Below is a set of records; print all of them exactly as written.

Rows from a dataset
--

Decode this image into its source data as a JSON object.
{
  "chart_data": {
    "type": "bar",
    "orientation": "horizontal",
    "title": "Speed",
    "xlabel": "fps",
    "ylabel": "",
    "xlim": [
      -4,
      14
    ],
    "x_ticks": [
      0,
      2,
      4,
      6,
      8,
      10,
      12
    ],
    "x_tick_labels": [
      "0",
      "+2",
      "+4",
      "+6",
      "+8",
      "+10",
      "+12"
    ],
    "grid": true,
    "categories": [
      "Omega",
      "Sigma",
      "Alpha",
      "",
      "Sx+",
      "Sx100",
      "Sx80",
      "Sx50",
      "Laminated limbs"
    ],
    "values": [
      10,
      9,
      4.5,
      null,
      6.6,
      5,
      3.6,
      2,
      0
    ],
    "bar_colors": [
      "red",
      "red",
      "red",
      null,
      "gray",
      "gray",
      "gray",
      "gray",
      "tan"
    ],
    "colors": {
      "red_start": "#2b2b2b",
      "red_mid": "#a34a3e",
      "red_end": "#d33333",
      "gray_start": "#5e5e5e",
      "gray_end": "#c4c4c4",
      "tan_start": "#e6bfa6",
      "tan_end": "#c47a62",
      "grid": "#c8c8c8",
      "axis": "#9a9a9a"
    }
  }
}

--

■ **Expected output**:
Decode this image into its source data as a JSON object.
{
  "chart_data": {
    "type": "bar",
    "orientation": "horizontal",
    "title": "Speed",
    "xlabel": "fps",
    "ylabel": "",
    "xlim": [
      -4,
      14
    ],
    "x_ticks": [
      0,
      2,
      4,
      6,
      8,
      10,
      12
    ],
    "x_tick_labels": [
      "0",
      "+2",
      "+4",
      "+6",
      "+8",
      "+10",
      "+12"
    ],
    "grid": true,
    "categories": [
      "Omega",
      "Sigma",
      "Alpha",
      "",
      "Sx+",
      "Sx100",
      "Sx80",
      "Sx50",
      "Laminated limbs"
    ],
    "values": [
      10,
      9,
      4.5,
      null,
      6.6,
      5,
      3.6,
      2,
      0
    ],
    "bar_colors": [
      "red",
      "red",
      "red",
      null,
      "gray",
      "gray",
      "gray",
      "gray",
      "tan"
    ],
    "colors": {
      "red_start": "#2b2b2b",
      "red_mid": "#a34a3e",
      "red_end": "#d33333",
      "gray_start": "#5e5e5e",
      "gray_end": "#c4c4c4",
      "tan_start": "#e6bfa6",
      "tan_end": "#c47a62",
      "grid": "#c8c8c8",
      "axis": "#9a9a9a"
    }
  }
}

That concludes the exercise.